QUOTED TEXT:

#### Advanced Statistics for Data Science (Spring 2022)
# Home Assignment 4
#### Topics:
- ANOVA


#### Due: 10/05/2022 by 18:30

#### Instructions:
- Write your name, Student ID, and date in the cell below. 
- Submit a copy of this notebook with code filled in the relevant places as the solution of coding excercises.
- For theoretic excercises, you can either write your solution in the notebook using $\LaTeX$ or submit additional notes.

<hr>
<hr>


**Name**: Eyal Michaeli

**Student ID**: 207380528

**Date**: 10.05.22

$
\newcommand{\Id}{{\mathbf{I}}}  
\newcommand{\SSE}{\mathsf{SSE}}
\newcommand{\SSR}{\mathsf{SSR}}
\newcommand{\MSE}{\mathsf{MSE}}
\newcommand{\simiid}{\overset{iid}{\sim}}
\newcommand{\ex}{\mathbb E}
\newcommand{\var}{\mathrm{Var}}
\newcommand{\Cov}[2]{{\mathrm{Cov}  \left(#1, #2 \right)}}
\newcommand{\one}[1]{\mathbf 1 {\left\{#1\right\}}}
\newcommand{\SE}[1]{\mathrm{SE} \left[#1\right]}
\newcommand{\reals}{\mathbb R}
\newcommand{\Ncal}{\mathcal N}
\newcommand{\abs}[1]{\ensuremath{\left\vert#1\right\vert}}
\newcommand{\rank}{\operatorname{rank}}
\newcommand{\tr}{\operatorname{Tr}}
\newcommand{\diag}{\operatorname{diag}}
\newcommand{\sign}{\operatorname{sign}}
$


<hr>
<hr>

# Problem 1 (Solving LS using SVD)

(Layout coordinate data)
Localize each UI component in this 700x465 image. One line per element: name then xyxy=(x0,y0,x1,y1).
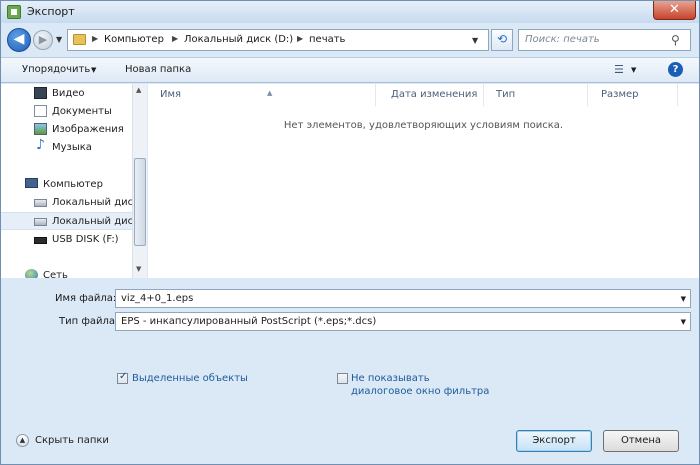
column-header-size[interactable]: Размер xyxy=(588,84,678,106)
nav-item-label: Документы xyxy=(52,106,112,117)
navigation-pane: Видео Документы Изображения Музыка Компь… xyxy=(1,84,147,278)
breadcrumb-computer[interactable]: Компьютер xyxy=(104,34,164,45)
breadcrumb-separator-icon[interactable]: ▶ xyxy=(172,34,178,43)
export-dialog: Экспорт ✕ ◀ ▶ ▼ ▶ Компьютер ▶ Локальный … xyxy=(0,0,700,465)
filename-field[interactable]: viz_4+0_1.eps ▼ xyxy=(115,289,691,308)
column-header-label: Имя xyxy=(160,89,182,100)
nav-item-label: Видео xyxy=(52,88,85,99)
forward-button[interactable]: ▶ xyxy=(33,30,53,50)
column-header-label: Тип xyxy=(496,89,516,100)
scroll-down-icon[interactable]: ▼ xyxy=(136,265,141,273)
filename-value[interactable]: viz_4+0_1.eps xyxy=(121,293,193,304)
drive-icon xyxy=(34,218,47,226)
organize-button[interactable]: Упорядочить xyxy=(22,64,90,75)
export-button[interactable]: Экспорт xyxy=(516,430,592,452)
back-button[interactable]: ◀ xyxy=(7,28,31,52)
toolbar: Упорядочить ▼ Новая папка ☰ ▼ ? xyxy=(1,57,699,83)
scroll-up-icon[interactable]: ▲ xyxy=(136,86,141,94)
pictures-icon xyxy=(34,123,47,135)
app-icon xyxy=(7,5,21,19)
close-button[interactable]: ✕ xyxy=(653,1,696,20)
nav-item-usb[interactable]: USB DISK (F:) xyxy=(1,231,132,249)
nav-item-pictures[interactable]: Изображения xyxy=(1,121,132,139)
help-icon[interactable]: ? xyxy=(668,62,683,77)
usb-icon xyxy=(34,237,47,244)
breadcrumb-separator-icon[interactable]: ▶ xyxy=(297,34,303,43)
address-bar-row: ◀ ▶ ▼ ▶ Компьютер ▶ Локальный диск (D:) … xyxy=(1,25,699,55)
filetype-select[interactable]: EPS - инкапсулированный PostScript (*.ep… xyxy=(115,312,691,331)
chevron-down-icon[interactable]: ▼ xyxy=(631,66,636,74)
chevron-down-icon[interactable]: ▼ xyxy=(91,66,96,74)
chevron-down-icon[interactable]: ▼ xyxy=(681,295,686,303)
video-icon xyxy=(34,87,47,99)
column-header-type[interactable]: Тип xyxy=(484,84,588,106)
column-header-name[interactable]: Имя ▲ xyxy=(148,84,376,106)
column-header-label: Размер xyxy=(601,89,639,100)
network-icon xyxy=(25,269,38,278)
chevron-down-icon[interactable]: ▼ xyxy=(681,318,686,326)
search-box[interactable]: Поиск: печать ⚲ xyxy=(518,29,691,51)
search-icon[interactable]: ⚲ xyxy=(671,33,680,47)
nav-item-network[interactable]: Сеть xyxy=(1,267,132,278)
nav-item-label: Локальный диск xyxy=(52,197,140,208)
views-icon[interactable]: ☰ xyxy=(614,63,624,76)
new-folder-button[interactable]: Новая папка xyxy=(125,64,191,75)
nav-item-drive-c[interactable]: Локальный диск xyxy=(1,194,139,212)
filetype-label: Тип файла: xyxy=(59,316,119,327)
documents-icon xyxy=(34,105,47,117)
nav-item-label: Сеть xyxy=(43,270,68,278)
nav-item-drive-d[interactable]: Локальный диск xyxy=(1,212,139,230)
cancel-button[interactable]: Отмена xyxy=(603,430,679,452)
music-icon xyxy=(36,137,45,153)
refresh-button[interactable]: ⟲ xyxy=(491,29,513,51)
title-bar: Экспорт ✕ xyxy=(1,1,699,23)
address-dropdown-icon[interactable]: ▼ xyxy=(472,36,478,45)
drive-icon xyxy=(34,199,47,207)
selected-objects-label[interactable]: Выделенные объекты xyxy=(132,372,248,385)
column-header-label: Дата изменения xyxy=(391,89,478,100)
nav-item-video[interactable]: Видео xyxy=(1,85,132,103)
nav-item-label: USB DISK (F:) xyxy=(52,234,119,245)
sort-arrow-icon: ▲ xyxy=(267,89,273,97)
column-header-date[interactable]: Дата изменения xyxy=(380,84,484,106)
selected-objects-checkbox[interactable] xyxy=(117,371,128,384)
scrollbar-thumb[interactable] xyxy=(134,158,146,246)
no-filter-dialog-label[interactable]: Не показывать xyxy=(351,372,430,385)
no-filter-dialog-label-line2[interactable]: диалоговое окно фильтра xyxy=(351,385,489,398)
nav-item-computer[interactable]: Компьютер xyxy=(1,176,132,194)
chevron-up-icon: ▲ xyxy=(16,434,29,447)
computer-icon xyxy=(25,178,38,188)
filename-label: Имя файла: xyxy=(55,293,117,304)
nav-item-label: Изображения xyxy=(52,124,124,135)
file-list[interactable]: Имя ▲ Дата изменения Тип Размер Нет элем… xyxy=(148,84,699,278)
address-bar[interactable]: ▶ Компьютер ▶ Локальный диск (D:) ▶ печа… xyxy=(67,29,489,51)
history-dropdown-icon[interactable]: ▼ xyxy=(56,35,62,44)
search-input[interactable]: Поиск: печать xyxy=(525,34,600,45)
nav-item-music[interactable]: Музыка xyxy=(1,137,132,157)
breadcrumb-folder[interactable]: печать xyxy=(309,34,345,45)
folder-icon xyxy=(73,34,86,45)
hide-folders-label: Скрыть папки xyxy=(35,435,109,446)
empty-folder-message: Нет элементов, удовлетворяющих условиям … xyxy=(283,120,564,131)
nav-item-label: Музыка xyxy=(52,142,92,153)
nav-scrollbar[interactable]: ▲ ▼ xyxy=(132,84,147,278)
breadcrumb-drive-d[interactable]: Локальный диск (D:) xyxy=(184,34,293,45)
nav-item-label: Компьютер xyxy=(43,179,103,190)
nav-item-label: Локальный диск xyxy=(52,216,140,227)
window-title: Экспорт xyxy=(27,5,75,18)
breadcrumb-separator-icon[interactable]: ▶ xyxy=(92,34,98,43)
nav-item-documents[interactable]: Документы xyxy=(1,103,132,121)
filetype-value: EPS - инкапсулированный PostScript (*.ep… xyxy=(121,316,377,327)
no-filter-dialog-checkbox[interactable] xyxy=(337,373,348,384)
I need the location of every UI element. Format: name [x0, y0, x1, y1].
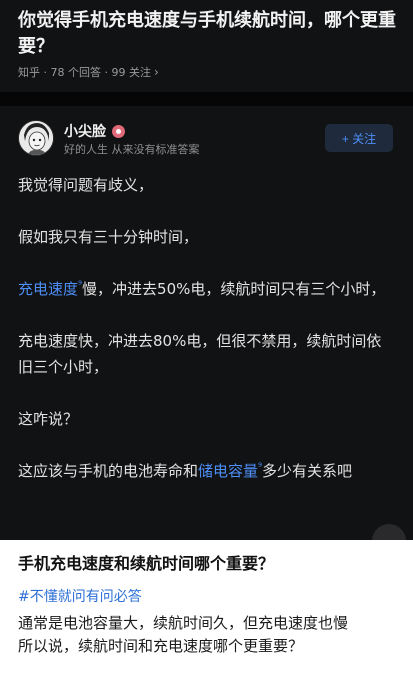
verified-badge-icon: [112, 124, 125, 138]
answer-body: 我觉得问题有歧义， 假如我只有三十分钟时间， 充电速度⁹慢，冲进去50%电，续航…: [18, 172, 393, 484]
link-storage-capacity[interactable]: 储电容量: [198, 462, 258, 480]
author-bio: 好的人生 从来没有标准答案: [64, 143, 200, 156]
post-line-1: 通常是电池容量大，续航时间久，但充电速度也慢: [18, 614, 349, 632]
post-section: 手机充电速度和续航时间哪个重要？ #不懂就问有问必答 通常是电池容量大，续航时间…: [0, 540, 413, 690]
answer-paragraph-6-post: 多少有关系吧: [262, 462, 353, 480]
author-name[interactable]: 小尖脸: [64, 121, 106, 141]
chevron-right-icon: ›: [153, 65, 159, 79]
answer-paragraph-3: 充电速度⁹慢，冲进去50%电，续航时间只有三个小时，: [18, 276, 393, 302]
answer-paragraph-6: 这应该与手机的电池寿命和储电容量⁹多少有关系吧: [18, 458, 393, 484]
follow-button[interactable]: + 关注: [325, 124, 393, 152]
hashtag-link[interactable]: #不懂就问有问必答: [18, 586, 142, 606]
answer-paragraph-5: 这咋说？: [18, 410, 79, 428]
answer-paragraph-2: 假如我只有三十分钟时间，: [18, 228, 199, 246]
question-meta[interactable]: 知乎 · 78 个回答 · 99 关注 ›: [18, 64, 159, 80]
question-meta-text: 知乎 · 78 个回答 · 99 关注: [18, 66, 151, 79]
answer-paragraph-3-text: 慢，冲进去50%电，续航时间只有三个小时，: [82, 280, 386, 298]
answer-paragraph-4: 充电速度快，冲进去80%电，但很不禁用，续航时间依旧三个小时，: [18, 332, 382, 376]
link-charging-speed[interactable]: 充电速度: [18, 280, 78, 298]
answer-paragraph-6-pre: 这应该与手机的电池寿命和: [18, 462, 199, 480]
author-name-row[interactable]: 小尖脸: [64, 121, 125, 141]
post-line-2: 所以说，续航时间和充电速度哪个更重要？: [18, 637, 304, 655]
question-title[interactable]: 你觉得手机充电速度与手机续航时间，哪个更重要？: [18, 8, 398, 60]
post-title: 手机充电速度和续航时间哪个重要？: [18, 554, 275, 573]
avatar[interactable]: [18, 120, 54, 156]
floating-action-button[interactable]: [372, 524, 406, 540]
answer-card-dark: 你觉得手机充电速度与手机续航时间，哪个更重要？ 知乎 · 78 个回答 · 99…: [0, 0, 413, 540]
answer-paragraph-1: 我觉得问题有歧义，: [18, 176, 154, 194]
section-divider: [0, 92, 413, 106]
post-body: 通常是电池容量大，续航时间久，但充电速度也慢 所以说，续航时间和充电速度哪个更重…: [18, 612, 393, 658]
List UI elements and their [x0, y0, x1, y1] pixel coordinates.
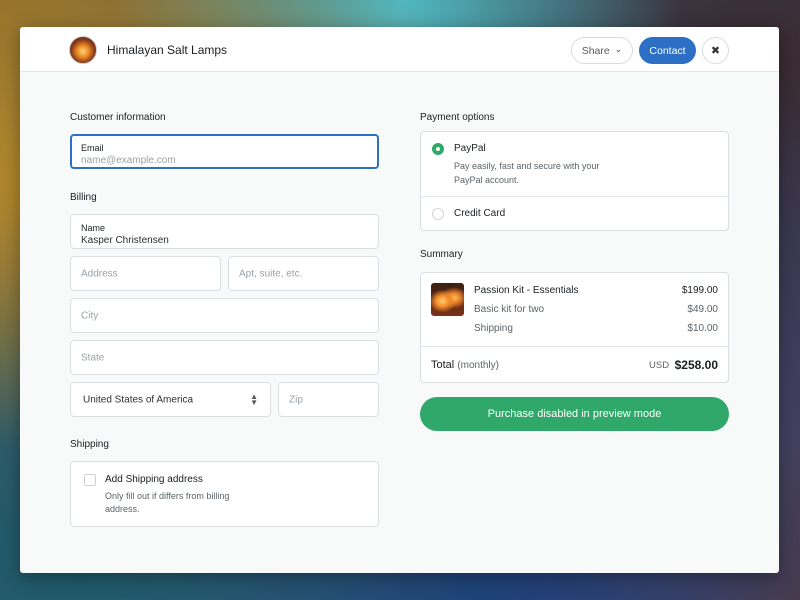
total-label: Total (monthly): [431, 359, 499, 371]
paypal-radio[interactable]: [432, 143, 444, 155]
product-thumbnail: [431, 283, 464, 316]
line-price: $10.00: [687, 323, 718, 334]
total-text: Total: [431, 359, 455, 371]
address-field[interactable]: Address: [70, 256, 221, 291]
email-field[interactable]: Email name@example.com: [70, 134, 379, 169]
purchase-button[interactable]: Purchase disabled in preview mode: [420, 397, 729, 431]
close-icon[interactable]: ✖: [702, 37, 729, 64]
summary-title: Summary: [420, 249, 463, 260]
top-bar: Himalayan Salt Lamps Share ⌄ Contact ✖: [20, 27, 779, 72]
chevron-down-icon: ⌄: [614, 44, 623, 54]
payment-option-credit-card[interactable]: Credit Card: [421, 197, 728, 230]
name-value: Kasper Christensen: [81, 235, 169, 246]
name-label: Name: [81, 223, 106, 233]
shipping-option[interactable]: Add Shipping address Only fill out if di…: [70, 461, 379, 527]
zip-field[interactable]: Zip: [278, 382, 379, 417]
address-placeholder: Address: [81, 268, 118, 279]
shipping-checkbox-label: Add Shipping address: [105, 474, 203, 485]
line-label: Shipping: [474, 323, 513, 334]
state-field[interactable]: State: [70, 340, 379, 375]
customer-info-title: Customer information: [70, 112, 166, 123]
email-label: Email: [81, 143, 104, 153]
payment-options: PayPal Pay easily, fast and secure with …: [420, 131, 729, 231]
shipping-checkbox[interactable]: [84, 474, 96, 486]
shipping-title: Shipping: [70, 439, 109, 450]
apt-placeholder: Apt, suite, etc.: [239, 268, 303, 279]
total-period: (monthly): [457, 360, 499, 371]
city-field[interactable]: City: [70, 298, 379, 333]
paypal-desc: Pay easily, fast and secure with your Pa…: [454, 161, 600, 185]
order-summary: Passion Kit - Essentials $199.00 Basic k…: [420, 272, 729, 383]
line-price: $49.00: [687, 304, 718, 315]
state-placeholder: State: [81, 352, 105, 363]
contact-button[interactable]: Contact: [639, 37, 696, 64]
total-amount: $258.00: [674, 358, 718, 372]
item-name: Passion Kit - Essentials: [474, 285, 579, 296]
store-logo-icon: [69, 36, 97, 64]
city-placeholder: City: [81, 310, 99, 321]
country-value: United States of America: [83, 394, 194, 405]
credit-card-radio[interactable]: [432, 208, 444, 220]
payment-option-paypal[interactable]: PayPal Pay easily, fast and secure with …: [421, 132, 728, 196]
email-placeholder: name@example.com: [81, 155, 176, 166]
store-name: Himalayan Salt Lamps: [107, 43, 228, 57]
paypal-label: PayPal: [454, 143, 486, 154]
name-field[interactable]: Name Kasper Christensen: [70, 214, 379, 249]
country-select[interactable]: United States of America ▲ ▼: [70, 382, 271, 417]
credit-card-label: Credit Card: [454, 208, 506, 219]
share-label: Share: [581, 44, 610, 57]
shipping-checkbox-desc: Only fill out if differs from billing ad…: [105, 491, 230, 514]
apt-field[interactable]: Apt, suite, etc.: [228, 256, 379, 291]
select-arrows-icon: ▲ ▼: [250, 391, 258, 407]
checkout-window: Himalayan Salt Lamps Share ⌄ Contact ✖ C…: [20, 27, 779, 573]
item-price: $199.00: [681, 285, 718, 296]
divider: [421, 346, 728, 347]
billing-title: Billing: [70, 192, 97, 203]
share-button[interactable]: Share ⌄: [571, 37, 633, 64]
zip-placeholder: Zip: [289, 394, 303, 405]
payment-options-title: Payment options: [420, 112, 495, 123]
line-label: Basic kit for two: [474, 304, 545, 315]
total-currency: USD: [649, 360, 670, 371]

YOUR TASKS:
A: Translate this sentence from the assignment page above into Spanish: "Write your name, Student ID, and date in the cell below."
B: Using the assignment page above, mark each statement yes or no. Support each mark with the deciding words from the page, quoted exactly.
(i) The assignment is due on 10/05/2022 by 18:30.
(ii) Linear regression is the only listed topic.
(iii) Solutions to theoretic exercises must be written in the notebook in LaTeX.

RESPONSES:
A: Escribe tu nombre, número de identificación de estudiante y la fecha en la celda de abajo.

B:
(i) Yes: "Due: 10/05/2022 by 18:30"
(ii) No: "ANOVA"
(iii) No: "you can either write your solution in the notebook using $\LaTeX$ or submit additional notes"